(Stored data)
+===+

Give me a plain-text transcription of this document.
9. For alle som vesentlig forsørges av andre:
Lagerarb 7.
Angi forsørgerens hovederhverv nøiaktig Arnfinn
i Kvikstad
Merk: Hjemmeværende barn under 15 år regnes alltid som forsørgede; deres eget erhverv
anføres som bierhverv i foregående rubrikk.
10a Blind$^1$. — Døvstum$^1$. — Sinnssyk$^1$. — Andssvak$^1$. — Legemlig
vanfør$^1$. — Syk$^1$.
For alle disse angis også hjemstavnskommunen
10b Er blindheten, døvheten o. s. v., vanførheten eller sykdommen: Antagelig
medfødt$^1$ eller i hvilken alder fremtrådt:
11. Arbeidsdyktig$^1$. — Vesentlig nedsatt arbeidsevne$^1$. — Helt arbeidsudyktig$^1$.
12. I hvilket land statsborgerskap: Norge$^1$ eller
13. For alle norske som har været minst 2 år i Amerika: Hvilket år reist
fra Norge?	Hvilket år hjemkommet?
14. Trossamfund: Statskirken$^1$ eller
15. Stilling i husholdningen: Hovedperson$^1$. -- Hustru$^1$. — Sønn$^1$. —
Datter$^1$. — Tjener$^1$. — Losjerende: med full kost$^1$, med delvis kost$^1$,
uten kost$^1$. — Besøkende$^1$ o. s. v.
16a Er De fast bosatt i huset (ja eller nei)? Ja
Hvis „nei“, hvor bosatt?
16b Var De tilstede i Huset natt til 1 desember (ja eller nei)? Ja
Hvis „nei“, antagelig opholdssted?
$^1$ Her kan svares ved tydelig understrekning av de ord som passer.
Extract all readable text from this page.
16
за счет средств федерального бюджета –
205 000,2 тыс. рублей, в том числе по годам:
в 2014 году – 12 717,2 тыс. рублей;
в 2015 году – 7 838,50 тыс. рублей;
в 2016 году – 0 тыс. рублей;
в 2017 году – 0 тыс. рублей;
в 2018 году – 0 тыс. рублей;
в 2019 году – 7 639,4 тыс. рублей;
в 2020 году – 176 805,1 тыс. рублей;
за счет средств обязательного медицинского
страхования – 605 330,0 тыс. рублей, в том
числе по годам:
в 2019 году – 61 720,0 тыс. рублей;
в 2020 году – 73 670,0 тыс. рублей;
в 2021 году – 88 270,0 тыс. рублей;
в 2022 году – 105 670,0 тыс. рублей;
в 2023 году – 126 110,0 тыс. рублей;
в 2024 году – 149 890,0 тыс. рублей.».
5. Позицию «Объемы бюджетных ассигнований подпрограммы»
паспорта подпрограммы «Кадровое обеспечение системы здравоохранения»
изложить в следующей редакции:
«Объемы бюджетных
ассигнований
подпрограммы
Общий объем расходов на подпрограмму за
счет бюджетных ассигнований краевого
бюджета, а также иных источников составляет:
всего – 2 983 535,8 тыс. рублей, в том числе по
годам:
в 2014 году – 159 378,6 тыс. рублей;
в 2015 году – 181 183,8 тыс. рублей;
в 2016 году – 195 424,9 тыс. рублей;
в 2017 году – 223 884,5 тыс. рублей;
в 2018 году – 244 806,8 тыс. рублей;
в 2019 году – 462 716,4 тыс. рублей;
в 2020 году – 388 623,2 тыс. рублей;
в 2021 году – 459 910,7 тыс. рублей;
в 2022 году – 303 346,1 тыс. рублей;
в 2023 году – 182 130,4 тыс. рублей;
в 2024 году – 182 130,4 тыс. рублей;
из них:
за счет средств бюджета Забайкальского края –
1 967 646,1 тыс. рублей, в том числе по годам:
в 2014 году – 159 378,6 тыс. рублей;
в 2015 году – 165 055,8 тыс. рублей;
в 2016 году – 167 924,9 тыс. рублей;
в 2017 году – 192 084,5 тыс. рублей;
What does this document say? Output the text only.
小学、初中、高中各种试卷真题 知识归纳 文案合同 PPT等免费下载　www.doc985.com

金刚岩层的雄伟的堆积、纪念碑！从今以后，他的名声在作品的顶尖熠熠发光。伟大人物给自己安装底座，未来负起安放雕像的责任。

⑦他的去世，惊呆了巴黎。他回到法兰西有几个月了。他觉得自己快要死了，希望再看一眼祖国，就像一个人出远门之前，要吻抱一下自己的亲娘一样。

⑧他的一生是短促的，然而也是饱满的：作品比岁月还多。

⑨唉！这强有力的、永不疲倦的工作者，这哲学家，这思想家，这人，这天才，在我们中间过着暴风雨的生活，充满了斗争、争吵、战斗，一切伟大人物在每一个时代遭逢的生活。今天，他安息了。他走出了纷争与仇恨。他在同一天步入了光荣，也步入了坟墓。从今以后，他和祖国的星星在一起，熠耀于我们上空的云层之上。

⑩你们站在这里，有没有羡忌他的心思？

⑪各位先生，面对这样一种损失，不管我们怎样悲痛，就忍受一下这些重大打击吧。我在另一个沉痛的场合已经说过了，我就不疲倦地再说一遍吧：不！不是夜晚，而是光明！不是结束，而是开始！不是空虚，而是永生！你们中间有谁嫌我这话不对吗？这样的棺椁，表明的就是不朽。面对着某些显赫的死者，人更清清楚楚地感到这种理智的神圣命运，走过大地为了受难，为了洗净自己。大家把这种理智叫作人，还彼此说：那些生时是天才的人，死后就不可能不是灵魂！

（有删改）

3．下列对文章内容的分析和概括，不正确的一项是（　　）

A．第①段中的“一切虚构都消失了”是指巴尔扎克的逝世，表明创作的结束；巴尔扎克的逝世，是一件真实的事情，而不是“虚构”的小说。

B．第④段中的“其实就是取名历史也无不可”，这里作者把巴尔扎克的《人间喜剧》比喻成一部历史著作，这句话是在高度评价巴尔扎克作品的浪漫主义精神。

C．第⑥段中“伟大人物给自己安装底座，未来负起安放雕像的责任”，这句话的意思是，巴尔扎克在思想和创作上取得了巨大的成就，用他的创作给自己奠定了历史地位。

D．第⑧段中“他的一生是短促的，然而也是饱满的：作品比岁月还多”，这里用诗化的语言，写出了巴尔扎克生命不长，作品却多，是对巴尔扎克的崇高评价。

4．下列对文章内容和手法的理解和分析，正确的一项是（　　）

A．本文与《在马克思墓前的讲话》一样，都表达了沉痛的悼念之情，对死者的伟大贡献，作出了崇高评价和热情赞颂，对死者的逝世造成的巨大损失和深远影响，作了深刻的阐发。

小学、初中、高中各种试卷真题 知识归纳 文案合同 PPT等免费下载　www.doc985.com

+===+

- _PROBLEM TO WORK ON_:
Copy out each line of the records that holds the string "годам".

- _TASK OUTPUT_:
205 000,2 тыс. рублей, в том числе по годам:
числе по годам:
годам:
1 967 646,1 тыс. рублей, в том числе по годам:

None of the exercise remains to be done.